## What you should do
Pick out every line holding the string "Development" and copy it.

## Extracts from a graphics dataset
======
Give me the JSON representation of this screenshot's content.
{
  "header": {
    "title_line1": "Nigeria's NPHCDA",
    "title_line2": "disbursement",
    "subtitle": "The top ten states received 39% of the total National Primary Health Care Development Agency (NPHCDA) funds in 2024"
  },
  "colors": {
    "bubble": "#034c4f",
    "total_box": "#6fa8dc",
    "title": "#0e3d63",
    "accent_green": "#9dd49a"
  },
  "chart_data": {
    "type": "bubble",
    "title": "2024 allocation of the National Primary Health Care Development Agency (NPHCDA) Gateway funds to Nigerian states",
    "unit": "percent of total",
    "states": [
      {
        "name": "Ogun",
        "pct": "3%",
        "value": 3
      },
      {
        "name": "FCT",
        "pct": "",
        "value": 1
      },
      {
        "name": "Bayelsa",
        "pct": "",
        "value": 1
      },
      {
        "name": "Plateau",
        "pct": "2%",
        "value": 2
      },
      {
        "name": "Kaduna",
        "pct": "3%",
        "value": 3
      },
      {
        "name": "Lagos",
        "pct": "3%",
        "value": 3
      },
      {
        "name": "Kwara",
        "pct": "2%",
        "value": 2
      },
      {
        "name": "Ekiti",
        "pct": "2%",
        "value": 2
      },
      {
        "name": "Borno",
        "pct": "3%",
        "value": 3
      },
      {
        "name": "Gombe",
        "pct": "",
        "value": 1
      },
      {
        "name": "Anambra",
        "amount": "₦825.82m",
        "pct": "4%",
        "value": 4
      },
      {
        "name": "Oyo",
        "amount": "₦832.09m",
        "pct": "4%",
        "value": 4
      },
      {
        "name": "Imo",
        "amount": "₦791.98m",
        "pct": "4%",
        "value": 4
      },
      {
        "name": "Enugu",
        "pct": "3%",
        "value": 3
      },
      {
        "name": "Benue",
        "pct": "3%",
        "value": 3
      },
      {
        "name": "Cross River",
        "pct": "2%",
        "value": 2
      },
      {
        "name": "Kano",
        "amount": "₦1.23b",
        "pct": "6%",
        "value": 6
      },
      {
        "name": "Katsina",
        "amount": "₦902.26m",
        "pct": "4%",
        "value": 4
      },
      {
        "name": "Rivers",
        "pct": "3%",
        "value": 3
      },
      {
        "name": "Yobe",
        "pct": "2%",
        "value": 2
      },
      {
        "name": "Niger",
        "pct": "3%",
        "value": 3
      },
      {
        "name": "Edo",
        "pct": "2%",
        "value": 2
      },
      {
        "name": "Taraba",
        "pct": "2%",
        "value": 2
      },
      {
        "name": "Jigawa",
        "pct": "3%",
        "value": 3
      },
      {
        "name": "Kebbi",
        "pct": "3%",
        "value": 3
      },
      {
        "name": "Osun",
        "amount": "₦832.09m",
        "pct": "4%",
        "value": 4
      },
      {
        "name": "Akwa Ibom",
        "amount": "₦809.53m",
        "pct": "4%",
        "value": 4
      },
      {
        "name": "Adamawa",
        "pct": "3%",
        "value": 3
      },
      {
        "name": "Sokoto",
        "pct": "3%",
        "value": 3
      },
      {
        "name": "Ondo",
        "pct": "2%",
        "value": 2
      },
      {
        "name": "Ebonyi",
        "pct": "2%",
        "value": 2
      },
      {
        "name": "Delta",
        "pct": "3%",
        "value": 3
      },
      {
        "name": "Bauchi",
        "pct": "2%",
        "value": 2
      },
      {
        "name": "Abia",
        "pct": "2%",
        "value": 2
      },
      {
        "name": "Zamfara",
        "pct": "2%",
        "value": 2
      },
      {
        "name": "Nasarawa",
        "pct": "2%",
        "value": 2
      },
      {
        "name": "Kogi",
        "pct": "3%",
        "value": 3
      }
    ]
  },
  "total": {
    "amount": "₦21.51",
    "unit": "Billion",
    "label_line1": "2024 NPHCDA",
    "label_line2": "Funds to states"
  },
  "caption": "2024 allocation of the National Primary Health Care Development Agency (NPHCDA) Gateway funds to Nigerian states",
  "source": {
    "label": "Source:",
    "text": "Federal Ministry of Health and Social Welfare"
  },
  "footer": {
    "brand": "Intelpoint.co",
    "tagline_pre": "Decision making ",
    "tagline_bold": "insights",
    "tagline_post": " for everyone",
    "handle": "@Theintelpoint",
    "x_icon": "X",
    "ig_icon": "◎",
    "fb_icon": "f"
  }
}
======
## Answer for this exercise
    "subtitle": "The top ten states received 39% of the total National Primary Health Care Development Agency (NPHCDA) funds in 2024"
    "title": "2024 allocation of the National Primary Health Care Development Agency (NPHCDA) Gateway funds to Nigerian states",
  "caption": "2024 allocation of the National Primary Health Care Development Agency (NPHCDA) Gateway funds to Nigerian states",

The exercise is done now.